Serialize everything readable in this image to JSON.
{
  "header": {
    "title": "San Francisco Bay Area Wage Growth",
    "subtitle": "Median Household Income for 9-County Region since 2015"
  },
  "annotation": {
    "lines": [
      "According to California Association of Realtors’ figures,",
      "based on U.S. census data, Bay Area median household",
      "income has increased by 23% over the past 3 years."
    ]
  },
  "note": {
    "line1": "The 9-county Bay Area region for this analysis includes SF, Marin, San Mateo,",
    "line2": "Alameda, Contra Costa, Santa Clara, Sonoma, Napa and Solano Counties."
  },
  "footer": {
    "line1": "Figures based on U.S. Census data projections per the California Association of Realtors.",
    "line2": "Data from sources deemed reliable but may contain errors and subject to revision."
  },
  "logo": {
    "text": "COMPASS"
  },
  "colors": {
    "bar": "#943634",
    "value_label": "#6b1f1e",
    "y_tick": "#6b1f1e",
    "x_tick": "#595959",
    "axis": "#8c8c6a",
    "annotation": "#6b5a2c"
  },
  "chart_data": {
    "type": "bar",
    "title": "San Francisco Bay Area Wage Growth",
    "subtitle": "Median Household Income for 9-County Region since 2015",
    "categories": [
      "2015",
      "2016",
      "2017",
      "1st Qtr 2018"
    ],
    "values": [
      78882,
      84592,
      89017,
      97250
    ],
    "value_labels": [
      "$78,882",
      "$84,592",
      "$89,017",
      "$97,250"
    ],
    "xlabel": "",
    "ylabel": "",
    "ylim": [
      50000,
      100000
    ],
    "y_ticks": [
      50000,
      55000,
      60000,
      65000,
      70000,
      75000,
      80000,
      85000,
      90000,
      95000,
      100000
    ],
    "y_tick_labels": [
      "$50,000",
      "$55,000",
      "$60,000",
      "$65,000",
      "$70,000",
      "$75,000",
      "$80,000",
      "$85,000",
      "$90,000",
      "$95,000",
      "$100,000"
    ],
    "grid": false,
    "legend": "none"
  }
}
======
→ Stated task
Retype the data in full and match it exactly.

→ Task response
Serialize everything readable in this image to JSON.
{
  "header": {
    "title": "San Francisco Bay Area Wage Growth",
    "subtitle": "Median Household Income for 9-County Region since 2015"
  },
  "annotation": {
    "lines": [
      "According to California Association of Realtors’ figures,",
      "based on U.S. census data, Bay Area median household",
      "income has increased by 23% over the past 3 years."
    ]
  },
  "note": {
    "line1": "The 9-county Bay Area region for this analysis includes SF, Marin, San Mateo,",
    "line2": "Alameda, Contra Costa, Santa Clara, Sonoma, Napa and Solano Counties."
  },
  "footer": {
    "line1": "Figures based on U.S. Census data projections per the California Association of Realtors.",
    "line2": "Data from sources deemed reliable but may contain errors and subject to revision."
  },
  "logo": {
    "text": "COMPASS"
  },
  "colors": {
    "bar": "#943634",
    "value_label": "#6b1f1e",
    "y_tick": "#6b1f1e",
    "x_tick": "#595959",
    "axis": "#8c8c6a",
    "annotation": "#6b5a2c"
  },
  "chart_data": {
    "type": "bar",
    "title": "San Francisco Bay Area Wage Growth",
    "subtitle": "Median Household Income for 9-County Region since 2015",
    "categories": [
      "2015",
      "2016",
      "2017",
      "1st Qtr 2018"
    ],
    "values": [
      78882,
      84592,
      89017,
      97250
    ],
    "value_labels": [
      "$78,882",
      "$84,592",
      "$89,017",
      "$97,250"
    ],
    "xlabel": "",
    "ylabel": "",
    "ylim": [
      50000,
      100000
    ],
    "y_ticks": [
      50000,
      55000,
      60000,
      65000,
      70000,
      75000,
      80000,
      85000,
      90000,
      95000,
      100000
    ],
    "y_tick_labels": [
      "$50,000",
      "$55,000",
      "$60,000",
      "$65,000",
      "$70,000",
      "$75,000",
      "$80,000",
      "$85,000",
      "$90,000",
      "$95,000",
      "$100,000"
    ],
    "grid": false,
    "legend": "none"
  }
}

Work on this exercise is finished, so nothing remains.